AIM »
Copy out the complete listing, word for word.

──────── INPUT RECORDS ────────

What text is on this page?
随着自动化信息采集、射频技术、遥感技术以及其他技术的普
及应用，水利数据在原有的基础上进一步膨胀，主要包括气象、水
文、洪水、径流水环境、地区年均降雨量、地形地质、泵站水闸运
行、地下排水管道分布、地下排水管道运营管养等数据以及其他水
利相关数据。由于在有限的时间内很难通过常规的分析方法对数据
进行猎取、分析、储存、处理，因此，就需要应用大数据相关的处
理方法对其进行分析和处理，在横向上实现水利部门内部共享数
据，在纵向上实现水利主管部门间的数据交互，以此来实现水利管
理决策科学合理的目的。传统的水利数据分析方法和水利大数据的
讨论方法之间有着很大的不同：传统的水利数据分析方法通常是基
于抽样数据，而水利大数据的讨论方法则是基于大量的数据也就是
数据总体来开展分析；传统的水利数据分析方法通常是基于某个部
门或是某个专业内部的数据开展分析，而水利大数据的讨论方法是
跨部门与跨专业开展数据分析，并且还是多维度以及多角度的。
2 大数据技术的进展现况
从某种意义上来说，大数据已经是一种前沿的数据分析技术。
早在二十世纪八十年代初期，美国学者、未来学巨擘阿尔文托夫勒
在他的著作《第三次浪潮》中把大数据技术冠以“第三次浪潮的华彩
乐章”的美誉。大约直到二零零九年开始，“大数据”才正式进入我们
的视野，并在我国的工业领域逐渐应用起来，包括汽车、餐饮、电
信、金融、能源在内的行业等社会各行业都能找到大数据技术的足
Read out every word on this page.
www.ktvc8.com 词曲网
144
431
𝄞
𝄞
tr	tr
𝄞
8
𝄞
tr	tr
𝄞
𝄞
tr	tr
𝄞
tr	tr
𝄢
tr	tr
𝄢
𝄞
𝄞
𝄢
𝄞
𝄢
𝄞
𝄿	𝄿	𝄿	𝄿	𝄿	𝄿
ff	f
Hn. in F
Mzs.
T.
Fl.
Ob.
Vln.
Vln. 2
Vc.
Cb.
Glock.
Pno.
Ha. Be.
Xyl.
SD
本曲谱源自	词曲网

────────

THE OUTPUT »
What text is on this page?
随着自动化信息采集、射频技术、遥感技术以及其他技术的普
及应用，水利数据在原有的基础上进一步膨胀，主要包括气象、水
文、洪水、径流水环境、地区年均降雨量、地形地质、泵站水闸运
行、地下排水管道分布、地下排水管道运营管养等数据以及其他水
利相关数据。由于在有限的时间内很难通过常规的分析方法对数据
进行猎取、分析、储存、处理，因此，就需要应用大数据相关的处
理方法对其进行分析和处理，在横向上实现水利部门内部共享数
据，在纵向上实现水利主管部门间的数据交互，以此来实现水利管
理决策科学合理的目的。传统的水利数据分析方法和水利大数据的
讨论方法之间有着很大的不同：传统的水利数据分析方法通常是基
于抽样数据，而水利大数据的讨论方法则是基于大量的数据也就是
数据总体来开展分析；传统的水利数据分析方法通常是基于某个部
门或是某个专业内部的数据开展分析，而水利大数据的讨论方法是
跨部门与跨专业开展数据分析，并且还是多维度以及多角度的。
2 大数据技术的进展现况
从某种意义上来说，大数据已经是一种前沿的数据分析技术。
早在二十世纪八十年代初期，美国学者、未来学巨擘阿尔文托夫勒
在他的著作《第三次浪潮》中把大数据技术冠以“第三次浪潮的华彩
乐章”的美誉。大约直到二零零九年开始，“大数据”才正式进入我们
的视野，并在我国的工业领域逐渐应用起来，包括汽车、餐饮、电
信、金融、能源在内的行业等社会各行业都能找到大数据技术的足
Read out every word on this page.
www.ktvc8.com 词曲网
144
431
𝄞
𝄞
tr	tr
𝄞
8
𝄞
tr	tr
𝄞
𝄞
tr	tr
𝄞
tr	tr
𝄢
tr	tr
𝄢
𝄞
𝄞
𝄢
𝄞
𝄢
𝄞
𝄿	𝄿	𝄿	𝄿	𝄿	𝄿
ff	f
Hn. in F
Mzs.
T.
Fl.
Ob.
Vln.
Vln. 2
Vc.
Cb.
Glock.
Pno.
Ha. Be.
Xyl.
SD
本曲谱源自	词曲网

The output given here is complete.